PROBLEM TO SOLVE: Please repeat all of the lines that follow, exactly as written.

Collected data entries
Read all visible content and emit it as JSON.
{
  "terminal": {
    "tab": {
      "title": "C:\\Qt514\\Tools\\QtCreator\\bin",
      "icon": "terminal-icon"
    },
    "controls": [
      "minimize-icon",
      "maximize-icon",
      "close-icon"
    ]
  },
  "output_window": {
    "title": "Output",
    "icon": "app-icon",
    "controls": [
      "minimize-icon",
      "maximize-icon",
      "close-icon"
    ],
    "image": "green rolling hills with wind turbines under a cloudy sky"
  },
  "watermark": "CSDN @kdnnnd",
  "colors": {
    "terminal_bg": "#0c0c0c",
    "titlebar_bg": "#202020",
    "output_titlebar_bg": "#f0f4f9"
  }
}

SOLUTION TO THIS TASK:
Read all visible content and emit it as JSON.
{
  "terminal": {
    "tab": {
      "title": "C:\\Qt514\\Tools\\QtCreator\\bin",
      "icon": "terminal-icon"
    },
    "controls": [
      "minimize-icon",
      "maximize-icon",
      "close-icon"
    ]
  },
  "output_window": {
    "title": "Output",
    "icon": "app-icon",
    "controls": [
      "minimize-icon",
      "maximize-icon",
      "close-icon"
    ],
    "image": "green rolling hills with wind turbines under a cloudy sky"
  },
  "watermark": "CSDN @kdnnnd",
  "colors": {
    "terminal_bg": "#0c0c0c",
    "titlebar_bg": "#202020",
    "output_titlebar_bg": "#f0f4f9"
  }
}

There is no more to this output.